Copy each line of the entries that contains the word "предоставление".

╭──

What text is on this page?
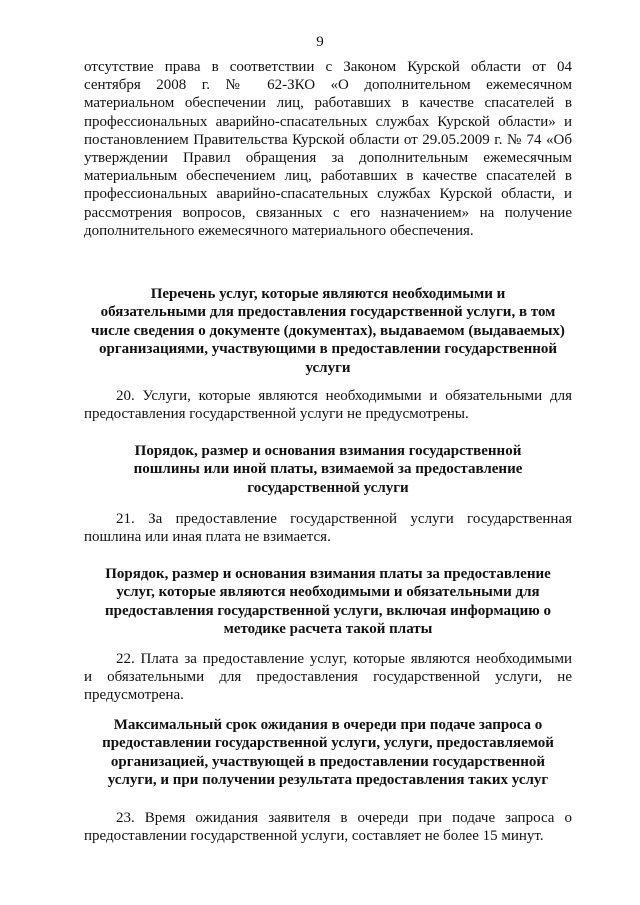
9
отсутствие права в соответствии с Законом Курской области от 04
сентября 2008 г. № 62-ЗКО «О дополнительном ежемесячном
материальном обеспечении лиц, работавших в качестве спасателей в
профессиональных аварийно-спасательных службах Курской области» и
постановлением Правительства Курской области от 29.05.2009 г. № 74 «Об
утверждении Правил обращения за дополнительным ежемесячным
материальным обеспечением лиц, работавших в качестве спасателей в
профессиональных аварийно-спасательных службах Курской области, и
рассмотрения вопросов, связанных с его назначением» на получение
дополнительного ежемесячного материального обеспечения.
Перечень услуг, которые являются необходимыми и
обязательными для предоставления государственной услуги, в том
числе сведения о документе (документах), выдаваемом (выдаваемых)
организациями, участвующими в предоставлении государственной
услуги
20. Услуги, которые являются необходимыми и обязательными для
предоставления государственной услуги не предусмотрены.
Порядок, размер и основания взимания государственной
пошлины или иной платы, взимаемой за предоставление
государственной услуги
21. За предоставление государственной услуги государственная
пошлина или иная плата не взимается.
Порядок, размер и основания взимания платы за предоставление
услуг, которые являются необходимыми и обязательными для
предоставления государственной услуги, включая информацию о
методике расчета такой платы
22. Плата за предоставление услуг, которые являются необходимыми
и обязательными для предоставления государственной услуги, не
предусмотрена.
Максимальный срок ожидания в очереди при подаче запроса о
предоставлении государственной услуги, услуги, предоставляемой
организацией, участвующей в предоставлении государственной
услуги, и при получении результата предоставления таких услуг
23. Время ожидания заявителя в очереди при подаче запроса о
предоставлении государственной услуги, составляет не более 15 минут.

╰──

◆ **COMPLETE RESPONSE**
пошлины или иной платы, взимаемой за предоставление
21. За предоставление государственной услуги государственная
Порядок, размер и основания взимания платы за предоставление
22. Плата за предоставление услуг, которые являются необходимыми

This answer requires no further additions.